** SHORT EXERCISE **
Select and reproduce each line of the listing below that bears the string "International".

■ ■ ■ ■ ■ ■ ■

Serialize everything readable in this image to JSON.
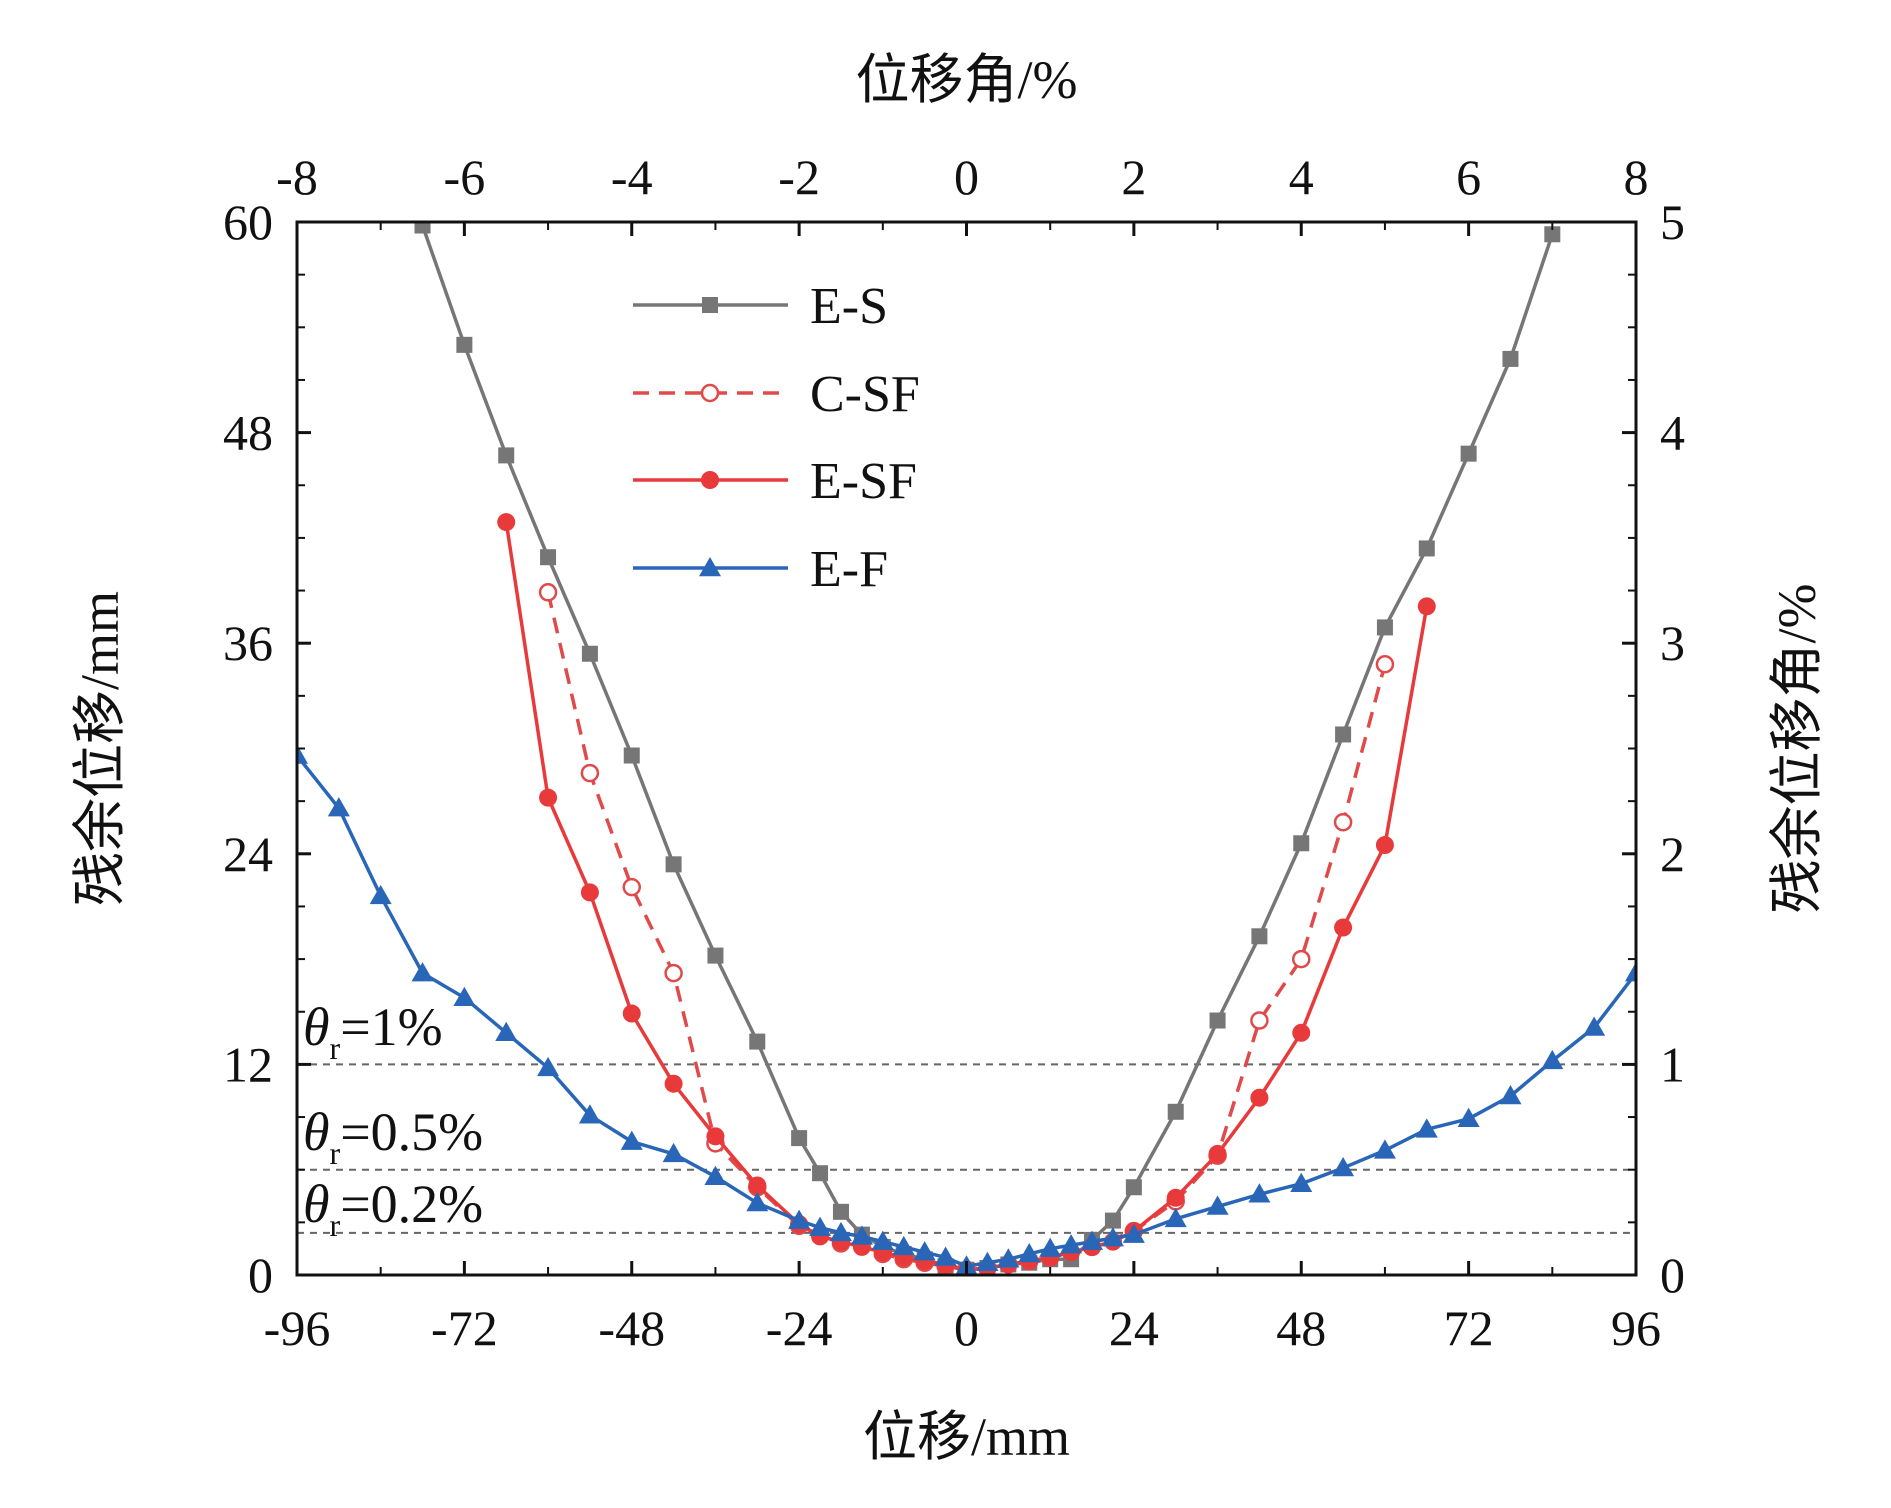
{
  "chart_data": {
    "type": "line",
    "xlabel": "位移/mm",
    "ylabel": "残余位移/mm",
    "x2label": "位移角/%",
    "y2label": "残余位移角/%",
    "xlim": [
      -96,
      96
    ],
    "ylim": [
      0,
      60
    ],
    "x2lim": [
      -8,
      8
    ],
    "y2lim": [
      0,
      5
    ],
    "xticks": [
      "-96",
      "-72",
      "-48",
      "-24",
      "0",
      "24",
      "48",
      "72",
      "96"
    ],
    "yticks": [
      "0",
      "12",
      "24",
      "36",
      "48",
      "60"
    ],
    "x2ticks": [
      "-8",
      "-6",
      "-4",
      "-2",
      "0",
      "2",
      "4",
      "6",
      "8"
    ],
    "y2ticks": [
      "0",
      "1",
      "2",
      "3",
      "4",
      "5"
    ],
    "legend_position": "top-left",
    "grid": false,
    "series": [
      {
        "name": "E-S",
        "color": "#767676",
        "marker": "square",
        "dashed": false,
        "x": [
          -78,
          -72,
          -66,
          -60,
          -54,
          -48,
          -42,
          -36,
          -30,
          -24,
          -21,
          -18,
          -15,
          -12,
          -9,
          -6,
          -3,
          0,
          3,
          6,
          9,
          12,
          15,
          18,
          21,
          24,
          30,
          36,
          42,
          48,
          54,
          60,
          66,
          72,
          78,
          84
        ],
        "y": [
          59.8,
          53.0,
          46.7,
          40.9,
          35.4,
          29.6,
          23.4,
          18.2,
          13.3,
          7.8,
          5.8,
          3.6,
          2.3,
          1.6,
          1.2,
          0.9,
          0.5,
          0.3,
          0.4,
          0.6,
          0.7,
          0.9,
          0.9,
          2.0,
          3.1,
          5.0,
          9.3,
          14.5,
          19.3,
          24.6,
          30.8,
          36.9,
          41.4,
          46.8,
          52.2,
          59.3
        ]
      },
      {
        "name": "C-SF",
        "color": "#e04a4a",
        "marker": "open-circle",
        "dashed": true,
        "x": [
          -60,
          -54,
          -48,
          -42,
          -36,
          -30,
          -24,
          -18,
          -12,
          -9,
          -6,
          -3,
          0,
          3,
          6,
          9,
          12,
          18,
          24,
          30,
          36,
          42,
          48,
          54,
          60
        ],
        "y": [
          38.9,
          28.6,
          22.1,
          17.2,
          7.5,
          5.0,
          2.8,
          1.8,
          1.2,
          0.9,
          0.7,
          0.5,
          0.3,
          0.4,
          0.6,
          0.8,
          1.0,
          1.6,
          2.5,
          4.2,
          6.8,
          14.5,
          18.0,
          25.8,
          34.8
        ]
      },
      {
        "name": "E-SF",
        "color": "#e83a3a",
        "marker": "filled-circle",
        "dashed": false,
        "x": [
          -66,
          -60,
          -54,
          -48,
          -42,
          -36,
          -30,
          -24,
          -21,
          -18,
          -15,
          -12,
          -9,
          -6,
          -3,
          0,
          3,
          6,
          9,
          12,
          15,
          18,
          21,
          24,
          30,
          36,
          42,
          48,
          54,
          60,
          66
        ],
        "y": [
          42.9,
          27.2,
          21.8,
          14.9,
          10.9,
          7.9,
          5.1,
          2.9,
          2.2,
          1.9,
          1.6,
          1.3,
          1.0,
          0.8,
          0.6,
          0.3,
          0.4,
          0.6,
          0.8,
          1.0,
          1.3,
          1.6,
          1.9,
          2.5,
          4.4,
          6.9,
          10.1,
          13.8,
          19.8,
          24.5,
          38.1
        ]
      },
      {
        "name": "E-F",
        "color": "#2a66b8",
        "marker": "triangle",
        "dashed": false,
        "x": [
          -96,
          -90,
          -84,
          -78,
          -72,
          -66,
          -60,
          -54,
          -48,
          -42,
          -36,
          -30,
          -24,
          -21,
          -18,
          -15,
          -12,
          -9,
          -6,
          -3,
          0,
          3,
          6,
          9,
          12,
          15,
          18,
          21,
          24,
          30,
          36,
          42,
          48,
          54,
          60,
          66,
          72,
          78,
          84,
          90,
          96
        ],
        "y": [
          29.6,
          26.6,
          21.6,
          17.2,
          15.8,
          13.8,
          11.8,
          9.1,
          7.6,
          6.9,
          5.6,
          4.1,
          3.1,
          2.7,
          2.4,
          2.2,
          1.9,
          1.6,
          1.3,
          1.0,
          0.5,
          0.7,
          0.9,
          1.2,
          1.5,
          1.7,
          1.9,
          2.1,
          2.3,
          3.2,
          3.9,
          4.6,
          5.2,
          6.1,
          7.1,
          8.3,
          8.9,
          10.2,
          12.2,
          14.1,
          17.2
        ]
      }
    ],
    "reference_lines": [
      {
        "y": 12,
        "label_symbol": "θ",
        "label_sub": "r",
        "label_value": "=1%"
      },
      {
        "y": 6,
        "label_symbol": "θ",
        "label_sub": "r",
        "label_value": "=0.5%"
      },
      {
        "y": 2.4,
        "label_symbol": "θ",
        "label_sub": "r",
        "label_value": "=0.2%"
      }
    ],
    "colors": {
      "axis": "#111111",
      "reference_line": "#666666"
    }
  }
}
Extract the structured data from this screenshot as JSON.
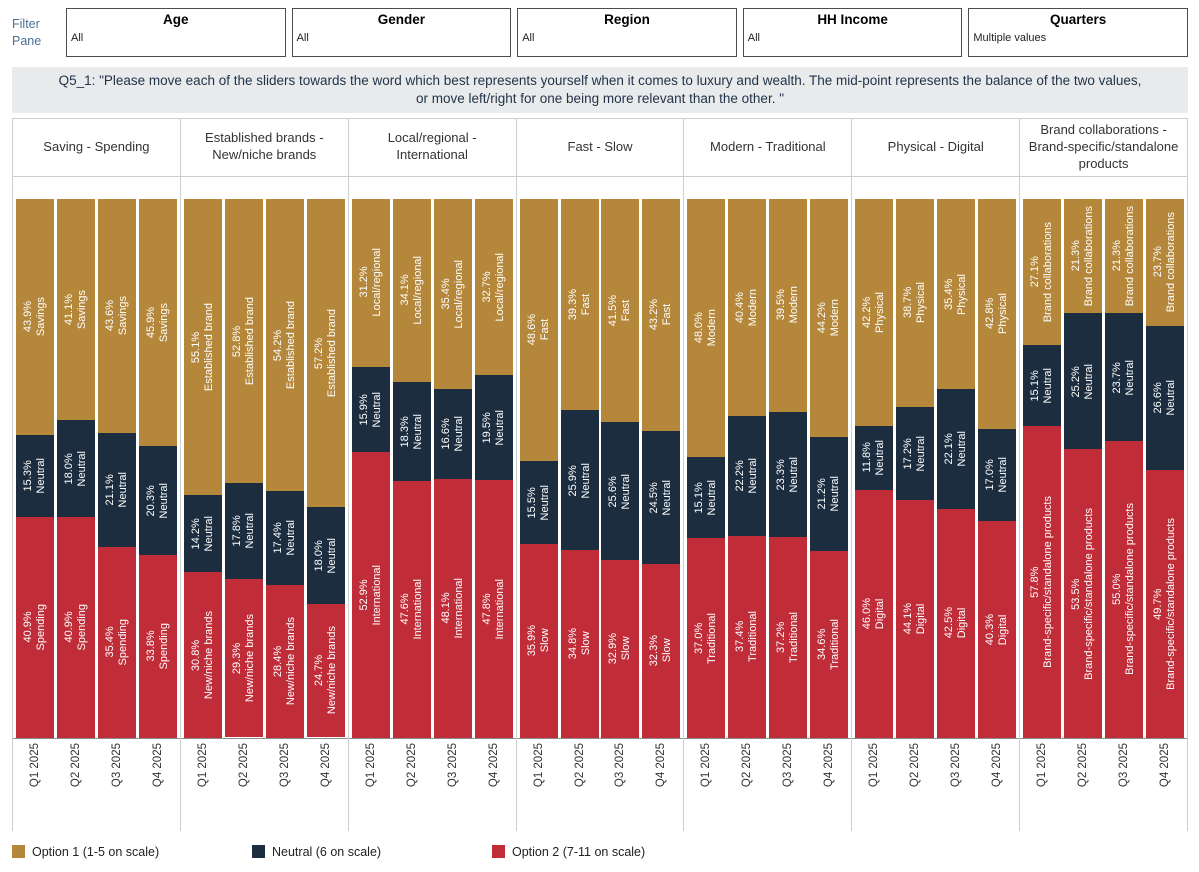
{
  "filter_pane": {
    "label": "Filter Pane",
    "filters": [
      {
        "title": "Age",
        "value": "All"
      },
      {
        "title": "Gender",
        "value": "All"
      },
      {
        "title": "Region",
        "value": "All"
      },
      {
        "title": "HH Income",
        "value": "All"
      },
      {
        "title": "Quarters",
        "value": "Multiple values"
      }
    ]
  },
  "question": {
    "text": "Q5_1: \"Please move each of the sliders towards the word which best represents yourself when it comes to luxury and wealth. The mid-point represents the balance of the two values, or move left/right for one being more relevant than the other. \""
  },
  "chart_data": {
    "type": "bar",
    "subtype": "100pct-stacked-vertical",
    "x_categories": [
      "Q1 2025",
      "Q2 2025",
      "Q3 2025",
      "Q4 2025"
    ],
    "ylim": [
      0,
      100
    ],
    "grid": false,
    "legend_position": "bottom-left",
    "neutral_label": "Neutral",
    "colors": {
      "option1": "#b5873b",
      "neutral": "#1c2d40",
      "option2": "#c02d39"
    },
    "legend": [
      {
        "key": "option1",
        "label": "Option 1 (1-5 on scale)"
      },
      {
        "key": "neutral",
        "label": "Neutral (6 on scale)"
      },
      {
        "key": "option2",
        "label": "Option 2 (7-11 on scale)"
      }
    ],
    "panels": [
      {
        "title": "Saving - Spending",
        "option1_label": "Savings",
        "option2_label": "Spending",
        "series": [
          {
            "quarter": "Q1 2025",
            "option1": 43.9,
            "neutral": 15.3,
            "option2": 40.9
          },
          {
            "quarter": "Q2 2025",
            "option1": 41.1,
            "neutral": 18.0,
            "option2": 40.9
          },
          {
            "quarter": "Q3 2025",
            "option1": 43.6,
            "neutral": 21.1,
            "option2": 35.4
          },
          {
            "quarter": "Q4 2025",
            "option1": 45.9,
            "neutral": 20.3,
            "option2": 33.8
          }
        ]
      },
      {
        "title": "Established brands - New/niche brands",
        "option1_label": "Established brand",
        "option2_label": "New/niche brands",
        "series": [
          {
            "quarter": "Q1 2025",
            "option1": 55.1,
            "neutral": 14.2,
            "option2": 30.8
          },
          {
            "quarter": "Q2 2025",
            "option1": 52.8,
            "neutral": 17.8,
            "option2": 29.3
          },
          {
            "quarter": "Q3 2025",
            "option1": 54.2,
            "neutral": 17.4,
            "option2": 28.4
          },
          {
            "quarter": "Q4 2025",
            "option1": 57.2,
            "neutral": 18.0,
            "option2": 24.7
          }
        ]
      },
      {
        "title": "Local/regional - International",
        "option1_label": "Local/regional",
        "option2_label": "International",
        "series": [
          {
            "quarter": "Q1 2025",
            "option1": 31.2,
            "neutral": 15.9,
            "option2": 52.9
          },
          {
            "quarter": "Q2 2025",
            "option1": 34.1,
            "neutral": 18.3,
            "option2": 47.6
          },
          {
            "quarter": "Q3 2025",
            "option1": 35.4,
            "neutral": 16.6,
            "option2": 48.1
          },
          {
            "quarter": "Q4 2025",
            "option1": 32.7,
            "neutral": 19.5,
            "option2": 47.8
          }
        ]
      },
      {
        "title": "Fast - Slow",
        "option1_label": "Fast",
        "option2_label": "Slow",
        "series": [
          {
            "quarter": "Q1 2025",
            "option1": 48.6,
            "neutral": 15.5,
            "option2": 35.9
          },
          {
            "quarter": "Q2 2025",
            "option1": 39.3,
            "neutral": 25.9,
            "option2": 34.8
          },
          {
            "quarter": "Q3 2025",
            "option1": 41.5,
            "neutral": 25.6,
            "option2": 32.9
          },
          {
            "quarter": "Q4 2025",
            "option1": 43.2,
            "neutral": 24.5,
            "option2": 32.3
          }
        ]
      },
      {
        "title": "Modern - Traditional",
        "option1_label": "Modern",
        "option2_label": "Traditional",
        "series": [
          {
            "quarter": "Q1 2025",
            "option1": 48.0,
            "neutral": 15.1,
            "option2": 37.0
          },
          {
            "quarter": "Q2 2025",
            "option1": 40.4,
            "neutral": 22.2,
            "option2": 37.4
          },
          {
            "quarter": "Q3 2025",
            "option1": 39.5,
            "neutral": 23.3,
            "option2": 37.2
          },
          {
            "quarter": "Q4 2025",
            "option1": 44.2,
            "neutral": 21.2,
            "option2": 34.6
          }
        ]
      },
      {
        "title": "Physical - Digital",
        "option1_label": "Physical",
        "option2_label": "Digital",
        "series": [
          {
            "quarter": "Q1 2025",
            "option1": 42.2,
            "neutral": 11.8,
            "option2": 46.0
          },
          {
            "quarter": "Q2 2025",
            "option1": 38.7,
            "neutral": 17.2,
            "option2": 44.1
          },
          {
            "quarter": "Q3 2025",
            "option1": 35.4,
            "neutral": 22.1,
            "option2": 42.5
          },
          {
            "quarter": "Q4 2025",
            "option1": 42.8,
            "neutral": 17.0,
            "option2": 40.3
          }
        ]
      },
      {
        "title": "Brand collaborations - Brand-specific/standalone products",
        "option1_label": "Brand collaborations",
        "option2_label": "Brand-specific/standalone products",
        "series": [
          {
            "quarter": "Q1 2025",
            "option1": 27.1,
            "neutral": 15.1,
            "option2": 57.8
          },
          {
            "quarter": "Q2 2025",
            "option1": 21.3,
            "neutral": 25.2,
            "option2": 53.5
          },
          {
            "quarter": "Q3 2025",
            "option1": 21.3,
            "neutral": 23.7,
            "option2": 55.0
          },
          {
            "quarter": "Q4 2025",
            "option1": 23.7,
            "neutral": 26.6,
            "option2": 49.7
          }
        ]
      }
    ]
  }
}
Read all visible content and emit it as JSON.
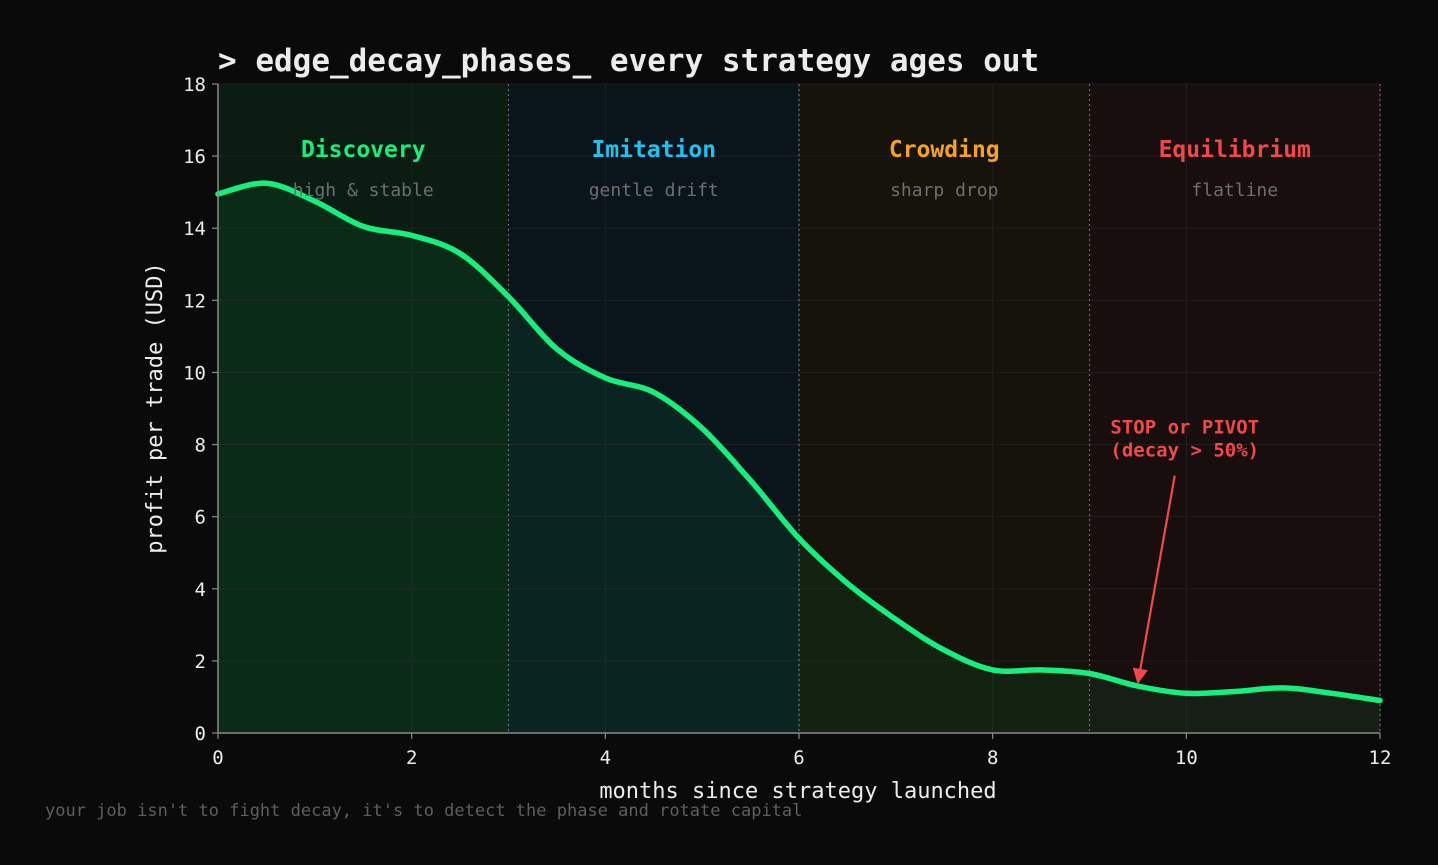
{
  "chart_data": {
    "type": "line",
    "title": "> edge_decay_phases_  every strategy ages out",
    "xlabel": "months since strategy launched",
    "ylabel": "profit per trade (USD)",
    "xlim": [
      0,
      12
    ],
    "ylim": [
      0,
      18
    ],
    "xticks": [
      0,
      2,
      4,
      6,
      8,
      10,
      12
    ],
    "yticks": [
      0,
      2,
      4,
      6,
      8,
      10,
      12,
      14,
      16,
      18
    ],
    "grid": true,
    "series": [
      {
        "color": "#14f07d",
        "x": [
          0,
          0.5,
          1,
          1.5,
          2,
          2.5,
          3,
          3.5,
          4,
          4.5,
          5,
          5.5,
          6,
          6.5,
          7,
          7.5,
          8,
          8.5,
          9,
          9.5,
          10,
          10.5,
          11,
          11.5,
          12
        ],
        "y": [
          14.95,
          15.25,
          14.75,
          14.05,
          13.8,
          13.3,
          12.1,
          10.65,
          9.85,
          9.45,
          8.45,
          7.0,
          5.4,
          4.15,
          3.15,
          2.3,
          1.75,
          1.75,
          1.65,
          1.3,
          1.1,
          1.15,
          1.25,
          1.1,
          0.9
        ]
      }
    ],
    "phases": [
      {
        "name": "Discovery",
        "desc": "high & stable",
        "x_start": 0,
        "x_end": 3,
        "color": "#14f07d",
        "bg": "#0b1d12"
      },
      {
        "name": "Imitation",
        "desc": "gentle drift",
        "x_start": 3,
        "x_end": 6,
        "color": "#1ec2f0",
        "bg": "#0a151b"
      },
      {
        "name": "Crowding",
        "desc": "sharp drop",
        "x_start": 6,
        "x_end": 9,
        "color": "#f5a21f",
        "bg": "#15130a"
      },
      {
        "name": "Equilibrium",
        "desc": "flatline",
        "x_start": 9,
        "x_end": 12,
        "color": "#f14848",
        "bg": "#180e0e"
      }
    ],
    "annotation": {
      "lines": [
        "STOP or PIVOT",
        "(decay > 50%)"
      ],
      "color": "#f14848",
      "text_at": [
        10.5,
        8.3
      ],
      "arrow_to": [
        9.5,
        1.4
      ]
    }
  },
  "footer": "your job isn't to fight decay, it's to detect the phase and rotate capital"
}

■ ■ ■ ■ ■ ■ ■

** THE SOLUTION **
        "title": "Local/regional - International",
        "option2_label": "International",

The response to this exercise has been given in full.